Short problem — Please write out the material that follows, exactly as it stands.

Exercise materials —
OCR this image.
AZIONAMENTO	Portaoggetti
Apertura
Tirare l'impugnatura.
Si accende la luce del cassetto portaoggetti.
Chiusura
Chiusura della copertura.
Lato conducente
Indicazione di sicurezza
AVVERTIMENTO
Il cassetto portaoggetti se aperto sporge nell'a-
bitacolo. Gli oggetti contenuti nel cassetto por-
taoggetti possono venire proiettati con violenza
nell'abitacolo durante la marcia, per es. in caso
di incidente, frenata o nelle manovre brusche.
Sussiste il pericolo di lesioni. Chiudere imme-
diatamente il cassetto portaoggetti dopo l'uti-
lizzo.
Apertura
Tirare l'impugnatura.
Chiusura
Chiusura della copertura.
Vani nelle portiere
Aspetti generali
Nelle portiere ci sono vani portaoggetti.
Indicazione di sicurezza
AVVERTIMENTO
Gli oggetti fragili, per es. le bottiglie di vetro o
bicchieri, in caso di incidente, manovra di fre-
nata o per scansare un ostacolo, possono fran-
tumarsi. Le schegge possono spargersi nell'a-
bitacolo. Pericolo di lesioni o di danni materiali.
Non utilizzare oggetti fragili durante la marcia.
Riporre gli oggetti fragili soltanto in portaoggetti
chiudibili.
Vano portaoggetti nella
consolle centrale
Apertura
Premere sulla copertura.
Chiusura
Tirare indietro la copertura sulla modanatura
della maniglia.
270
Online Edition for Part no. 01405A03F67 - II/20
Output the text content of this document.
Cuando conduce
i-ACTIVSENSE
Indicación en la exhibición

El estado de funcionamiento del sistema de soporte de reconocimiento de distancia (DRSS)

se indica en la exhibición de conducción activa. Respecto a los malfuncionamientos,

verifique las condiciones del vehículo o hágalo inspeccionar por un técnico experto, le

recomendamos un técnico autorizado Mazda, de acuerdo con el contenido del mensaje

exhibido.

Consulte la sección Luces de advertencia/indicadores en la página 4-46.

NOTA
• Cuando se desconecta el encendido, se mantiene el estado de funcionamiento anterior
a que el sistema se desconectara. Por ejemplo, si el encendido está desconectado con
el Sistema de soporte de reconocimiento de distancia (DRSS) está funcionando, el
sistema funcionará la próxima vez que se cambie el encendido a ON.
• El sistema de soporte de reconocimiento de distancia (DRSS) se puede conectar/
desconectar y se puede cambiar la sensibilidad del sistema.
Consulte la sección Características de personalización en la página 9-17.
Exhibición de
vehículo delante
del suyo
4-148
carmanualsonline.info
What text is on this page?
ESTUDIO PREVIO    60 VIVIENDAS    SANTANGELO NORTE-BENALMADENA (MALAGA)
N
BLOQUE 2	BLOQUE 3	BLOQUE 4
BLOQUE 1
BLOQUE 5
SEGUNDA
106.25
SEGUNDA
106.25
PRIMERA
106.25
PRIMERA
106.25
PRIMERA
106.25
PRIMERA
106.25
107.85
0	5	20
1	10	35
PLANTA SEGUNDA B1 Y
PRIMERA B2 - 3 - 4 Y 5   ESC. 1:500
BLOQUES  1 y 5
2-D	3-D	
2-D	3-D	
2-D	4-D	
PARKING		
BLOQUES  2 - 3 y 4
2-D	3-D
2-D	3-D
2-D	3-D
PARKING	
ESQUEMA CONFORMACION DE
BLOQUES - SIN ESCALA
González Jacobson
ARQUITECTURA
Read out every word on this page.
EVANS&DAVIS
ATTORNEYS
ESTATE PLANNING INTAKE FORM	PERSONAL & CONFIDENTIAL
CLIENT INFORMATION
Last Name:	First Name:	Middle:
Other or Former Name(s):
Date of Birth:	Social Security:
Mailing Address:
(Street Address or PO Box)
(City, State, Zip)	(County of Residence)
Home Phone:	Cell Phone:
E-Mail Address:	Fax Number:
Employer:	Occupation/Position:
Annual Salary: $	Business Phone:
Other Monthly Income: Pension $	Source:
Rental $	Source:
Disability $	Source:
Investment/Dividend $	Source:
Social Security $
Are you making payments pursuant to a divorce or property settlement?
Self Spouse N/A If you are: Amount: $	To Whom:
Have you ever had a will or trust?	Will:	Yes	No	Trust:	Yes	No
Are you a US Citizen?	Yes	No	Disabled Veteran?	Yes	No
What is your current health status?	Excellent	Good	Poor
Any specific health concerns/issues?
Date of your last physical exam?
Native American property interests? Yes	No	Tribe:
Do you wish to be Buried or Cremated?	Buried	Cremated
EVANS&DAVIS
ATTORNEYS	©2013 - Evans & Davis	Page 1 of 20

Full answer —
OCR this image.
AZIONAMENTO	Portaoggetti
Apertura
Tirare l'impugnatura.
Si accende la luce del cassetto portaoggetti.
Chiusura
Chiusura della copertura.
Lato conducente
Indicazione di sicurezza
AVVERTIMENTO
Il cassetto portaoggetti se aperto sporge nell'a-
bitacolo. Gli oggetti contenuti nel cassetto por-
taoggetti possono venire proiettati con violenza
nell'abitacolo durante la marcia, per es. in caso
di incidente, frenata o nelle manovre brusche.
Sussiste il pericolo di lesioni. Chiudere imme-
diatamente il cassetto portaoggetti dopo l'uti-
lizzo.
Apertura
Tirare l'impugnatura.
Chiusura
Chiusura della copertura.
Vani nelle portiere
Aspetti generali
Nelle portiere ci sono vani portaoggetti.
Indicazione di sicurezza
AVVERTIMENTO
Gli oggetti fragili, per es. le bottiglie di vetro o
bicchieri, in caso di incidente, manovra di fre-
nata o per scansare un ostacolo, possono fran-
tumarsi. Le schegge possono spargersi nell'a-
bitacolo. Pericolo di lesioni o di danni materiali.
Non utilizzare oggetti fragili durante la marcia.
Riporre gli oggetti fragili soltanto in portaoggetti
chiudibili.
Vano portaoggetti nella
consolle centrale
Apertura
Premere sulla copertura.
Chiusura
Tirare indietro la copertura sulla modanatura
della maniglia.
270
Online Edition for Part no. 01405A03F67 - II/20
Output the text content of this document.
Cuando conduce
i-ACTIVSENSE
Indicación en la exhibición

El estado de funcionamiento del sistema de soporte de reconocimiento de distancia (DRSS)

se indica en la exhibición de conducción activa. Respecto a los malfuncionamientos,

verifique las condiciones del vehículo o hágalo inspeccionar por un técnico experto, le

recomendamos un técnico autorizado Mazda, de acuerdo con el contenido del mensaje

exhibido.

Consulte la sección Luces de advertencia/indicadores en la página 4-46.

NOTA
• Cuando se desconecta el encendido, se mantiene el estado de funcionamiento anterior
a que el sistema se desconectara. Por ejemplo, si el encendido está desconectado con
el Sistema de soporte de reconocimiento de distancia (DRSS) está funcionando, el
sistema funcionará la próxima vez que se cambie el encendido a ON.
• El sistema de soporte de reconocimiento de distancia (DRSS) se puede conectar/
desconectar y se puede cambiar la sensibilidad del sistema.
Consulte la sección Características de personalización en la página 9-17.
Exhibición de
vehículo delante
del suyo
4-148
carmanualsonline.info
What text is on this page?
ESTUDIO PREVIO    60 VIVIENDAS    SANTANGELO NORTE-BENALMADENA (MALAGA)
N
BLOQUE 2	BLOQUE 3	BLOQUE 4
BLOQUE 1
BLOQUE 5
SEGUNDA
106.25
SEGUNDA
106.25
PRIMERA
106.25
PRIMERA
106.25
PRIMERA
106.25
PRIMERA
106.25
107.85
0	5	20
1	10	35
PLANTA SEGUNDA B1 Y
PRIMERA B2 - 3 - 4 Y 5   ESC. 1:500
BLOQUES  1 y 5
2-D	3-D	
2-D	3-D	
2-D	4-D	
PARKING		
BLOQUES  2 - 3 y 4
2-D	3-D
2-D	3-D
2-D	3-D
PARKING	
ESQUEMA CONFORMACION DE
BLOQUES - SIN ESCALA
González Jacobson
ARQUITECTURA
Read out every word on this page.
EVANS&DAVIS
ATTORNEYS
ESTATE PLANNING INTAKE FORM	PERSONAL & CONFIDENTIAL
CLIENT INFORMATION
Last Name:	First Name:	Middle:
Other or Former Name(s):
Date of Birth:	Social Security:
Mailing Address:
(Street Address or PO Box)
(City, State, Zip)	(County of Residence)
Home Phone:	Cell Phone:
E-Mail Address:	Fax Number:
Employer:	Occupation/Position:
Annual Salary: $	Business Phone:
Other Monthly Income: Pension $	Source:
Rental $	Source:
Disability $	Source:
Investment/Dividend $	Source:
Social Security $
Are you making payments pursuant to a divorce or property settlement?
Self Spouse N/A If you are: Amount: $	To Whom:
Have you ever had a will or trust?	Will:	Yes	No	Trust:	Yes	No
Are you a US Citizen?	Yes	No	Disabled Veteran?	Yes	No
What is your current health status?	Excellent	Good	Poor
Any specific health concerns/issues?
Date of your last physical exam?
Native American property interests? Yes	No	Tribe:
Do you wish to be Buried or Cremated?	Buried	Cremated
EVANS&DAVIS
ATTORNEYS	©2013 - Evans & Davis	Page 1 of 20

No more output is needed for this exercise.